* [WHAT THE EXERCISE ASKS]:
Count, in the entries below, the lines in which "十二长生" occurs. Give the number, nothing more.

* [SUPPLIED INFORMATION]:

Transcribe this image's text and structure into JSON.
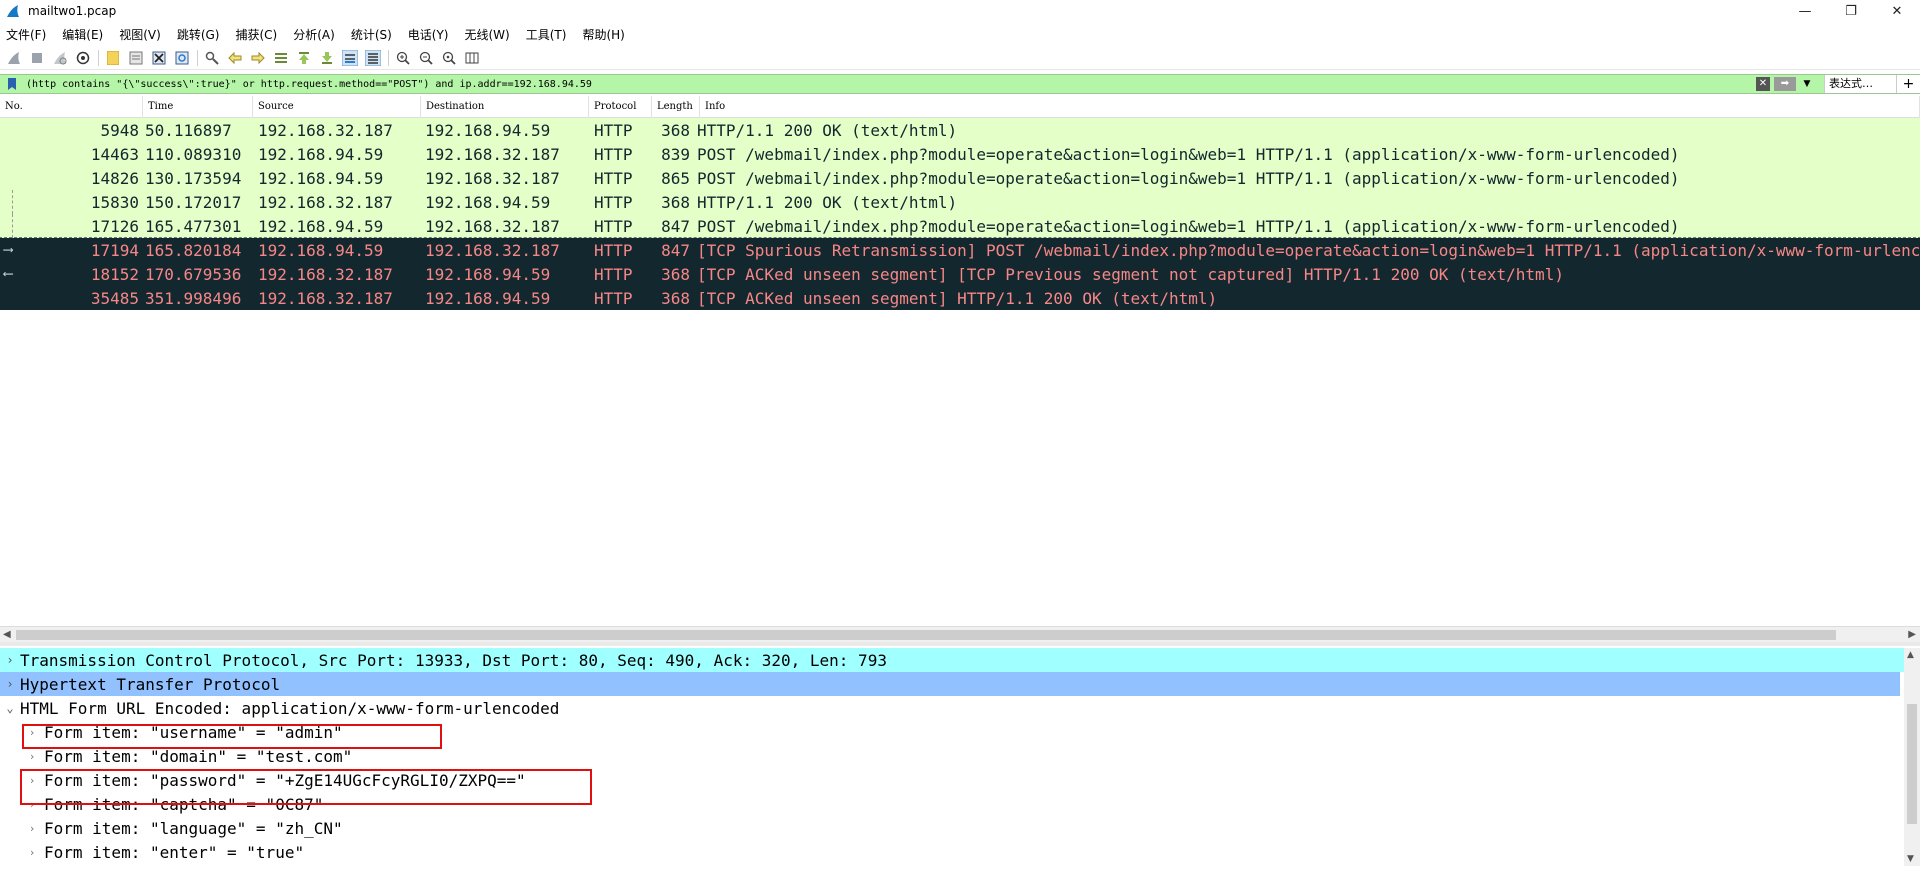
{
  "window": {
    "title": "mailtwo1.pcap",
    "controls": {
      "minimize": "—",
      "maximize": "❐",
      "close": "✕"
    }
  },
  "menu": [
    "文件(F)",
    "编辑(E)",
    "视图(V)",
    "跳转(G)",
    "捕获(C)",
    "分析(A)",
    "统计(S)",
    "电话(Y)",
    "无线(W)",
    "工具(T)",
    "帮助(H)"
  ],
  "toolbar": {
    "icons": [
      "shark-start-icon",
      "stop-icon",
      "restart-icon",
      "capture-options-icon",
      "open-file-icon",
      "save-file-icon",
      "close-file-icon",
      "reload-icon",
      "find-packet-icon",
      "go-back-icon",
      "go-forward-icon",
      "go-to-packet-icon",
      "go-first-icon",
      "go-last-icon",
      "auto-scroll-icon",
      "colorize-icon",
      "zoom-in-icon",
      "zoom-out-icon",
      "zoom-normal-icon",
      "resize-columns-icon"
    ]
  },
  "filter": {
    "expression": "(http contains \"{\\\"success\\\":true}\" or http.request.method==\"POST\") and ip.addr==192.168.94.59",
    "expression_button": "表达式…",
    "add_button": "+"
  },
  "packet_list": {
    "columns": [
      "No.",
      "Time",
      "Source",
      "Destination",
      "Protocol",
      "Length",
      "Info"
    ],
    "rows": [
      {
        "no": "5948",
        "time": "50.116897",
        "src": "192.168.32.187",
        "dst": "192.168.94.59",
        "proto": "HTTP",
        "len": "368",
        "info": "HTTP/1.1 200 OK  (text/html)",
        "style": "http"
      },
      {
        "no": "14463",
        "time": "110.089310",
        "src": "192.168.94.59",
        "dst": "192.168.32.187",
        "proto": "HTTP",
        "len": "839",
        "info": "POST /webmail/index.php?module=operate&action=login&web=1 HTTP/1.1  (application/x-www-form-urlencoded)",
        "style": "http"
      },
      {
        "no": "14826",
        "time": "130.173594",
        "src": "192.168.94.59",
        "dst": "192.168.32.187",
        "proto": "HTTP",
        "len": "865",
        "info": "POST /webmail/index.php?module=operate&action=login&web=1 HTTP/1.1  (application/x-www-form-urlencoded)",
        "style": "http"
      },
      {
        "no": "15830",
        "time": "150.172017",
        "src": "192.168.32.187",
        "dst": "192.168.94.59",
        "proto": "HTTP",
        "len": "368",
        "info": "HTTP/1.1 200 OK  (text/html)",
        "style": "http"
      },
      {
        "no": "17126",
        "time": "165.477301",
        "src": "192.168.94.59",
        "dst": "192.168.32.187",
        "proto": "HTTP",
        "len": "847",
        "info": "POST /webmail/index.php?module=operate&action=login&web=1 HTTP/1.1  (application/x-www-form-urlencoded)",
        "style": "http"
      },
      {
        "no": "17194",
        "time": "165.820184",
        "src": "192.168.94.59",
        "dst": "192.168.32.187",
        "proto": "HTTP",
        "len": "847",
        "info": "[TCP Spurious Retransmission] POST /webmail/index.php?module=operate&action=login&web=1 HTTP/1.1  (application/x-www-form-urlencoded)",
        "style": "bad"
      },
      {
        "no": "18152",
        "time": "170.679536",
        "src": "192.168.32.187",
        "dst": "192.168.94.59",
        "proto": "HTTP",
        "len": "368",
        "info": "[TCP ACKed unseen segment] [TCP Previous segment not captured] HTTP/1.1 200 OK  (text/html)",
        "style": "bad"
      },
      {
        "no": "35485",
        "time": "351.998496",
        "src": "192.168.32.187",
        "dst": "192.168.94.59",
        "proto": "HTTP",
        "len": "368",
        "info": "[TCP ACKed unseen segment] HTTP/1.1 200 OK  (text/html)",
        "style": "bad"
      }
    ]
  },
  "details": {
    "tcp": "Transmission Control Protocol, Src Port: 13933, Dst Port: 80, Seq: 490, Ack: 320, Len: 793",
    "http": "Hypertext Transfer Protocol",
    "form": "HTML Form URL Encoded: application/x-www-form-urlencoded",
    "items": [
      "Form item: \"username\" = \"admin\"",
      "Form item: \"domain\" = \"test.com\"",
      "Form item: \"password\" = \"+ZgE14UGcFcyRGLI0/ZXPQ==\"",
      "Form item: \"captcha\" = \"0C87\"",
      "Form item: \"language\" = \"zh_CN\"",
      "Form item: \"enter\" = \"true\""
    ]
  },
  "colors": {
    "http_row_bg": "#e4ffc7",
    "bad_row_bg": "#12272e",
    "bad_row_fg": "#f78787",
    "filter_bg": "#b5f5a7",
    "tcp_detail_bg": "#a0ffff",
    "http_detail_bg": "#91c2ff",
    "highlight_box": "#e01010"
  }
}
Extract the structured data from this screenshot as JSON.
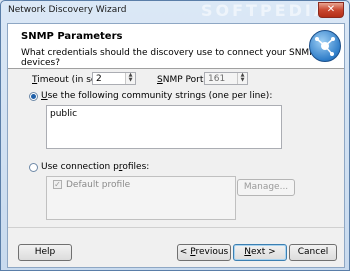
{
  "window": {
    "title": "Network Discovery Wizard",
    "watermark": "SOFTPEDIA",
    "close_glyph": "✕"
  },
  "header": {
    "title": "SNMP Parameters",
    "subtitle": "What credentials should the discovery use to connect your SNMP devices?"
  },
  "timeout": {
    "label_prefix": "",
    "label_u": "T",
    "label_rest": "imeout (in sec):",
    "value": "2"
  },
  "snmp_port": {
    "label_u": "S",
    "label_rest": "NMP Port:",
    "value": "161"
  },
  "community": {
    "label_u": "U",
    "label_rest": "se the following community strings (one per line):",
    "value": "public"
  },
  "profiles": {
    "label_pre": "Use connection p",
    "label_u": "r",
    "label_rest": "ofiles:",
    "items": [
      {
        "label": "Default profile",
        "checked": true
      }
    ],
    "manage_label": "Manage..."
  },
  "buttons": {
    "help": "Help",
    "previous_u": "P",
    "previous_rest": "revious",
    "previous_arrow": "<",
    "next_u": "N",
    "next_rest": "ext",
    "next_arrow": ">",
    "cancel": "Cancel"
  }
}
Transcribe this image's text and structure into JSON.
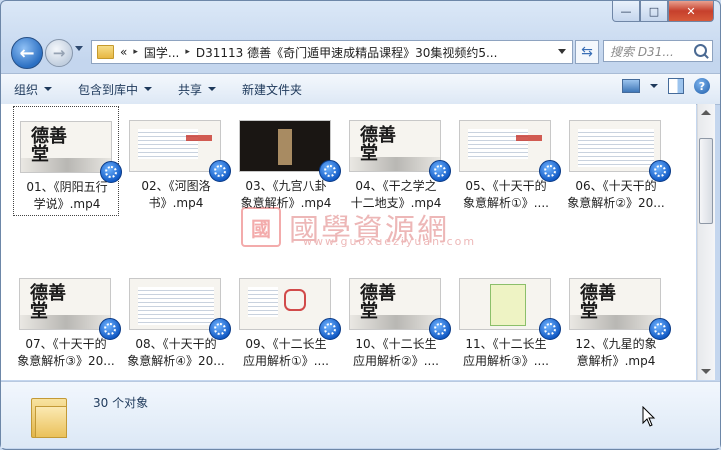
{
  "window": {
    "caption_buttons": {
      "minimize": "—",
      "maximize": "□",
      "close": "✕"
    }
  },
  "navigation": {
    "back_glyph": "←",
    "forward_glyph": "→",
    "address": {
      "prefix": "«",
      "crumbs": [
        "国学...",
        "D31113 德善《奇门遁甲速成精品课程》30集视频约5..."
      ],
      "separator": "▸"
    },
    "refresh_glyph": "⇆",
    "search_placeholder": "搜索 D31..."
  },
  "toolbar": {
    "organize": "组织",
    "include_in_library": "包含到库中",
    "share": "共享",
    "new_folder": "新建文件夹",
    "help_glyph": "?"
  },
  "files": [
    {
      "label": "01、《阴阳五行\n学说》.mp4",
      "thumb": "ink",
      "selected": true
    },
    {
      "label": "02、《河图洛\n书》.mp4",
      "thumb": "lecture"
    },
    {
      "label": "03、《九宫八卦\n象意解析》.mp4",
      "thumb": "dark"
    },
    {
      "label": "04、《干之学之\n十二地支》.mp4",
      "thumb": "ink"
    },
    {
      "label": "05、《十天干的\n象意解析①》....",
      "thumb": "lecture"
    },
    {
      "label": "06、《十天干的\n象意解析②》20...",
      "thumb": "doc"
    },
    {
      "label": "07、《十天干的\n象意解析③》20...",
      "thumb": "ink"
    },
    {
      "label": "08、《十天干的\n象意解析④》20...",
      "thumb": "doc"
    },
    {
      "label": "09、《十二长生\n应用解析①》....",
      "thumb": "hex"
    },
    {
      "label": "10、《十二长生\n应用解析②》....",
      "thumb": "ink"
    },
    {
      "label": "11、《十二长生\n应用解析③》....",
      "thumb": "grid"
    },
    {
      "label": "12、《九星的象\n意解析》.mp4",
      "thumb": "ink"
    }
  ],
  "thumb_text": {
    "ink": "德善\n堂"
  },
  "watermark": {
    "seal": "國",
    "title": "國學資源網",
    "url": "www.guoxueziyuan.com"
  },
  "details": {
    "count": "30 个对象"
  },
  "colors": {
    "accent": "#2b6fc2",
    "badge": "#0d56c2",
    "selection": "#444444"
  }
}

* [TASK OUTPUT]:
3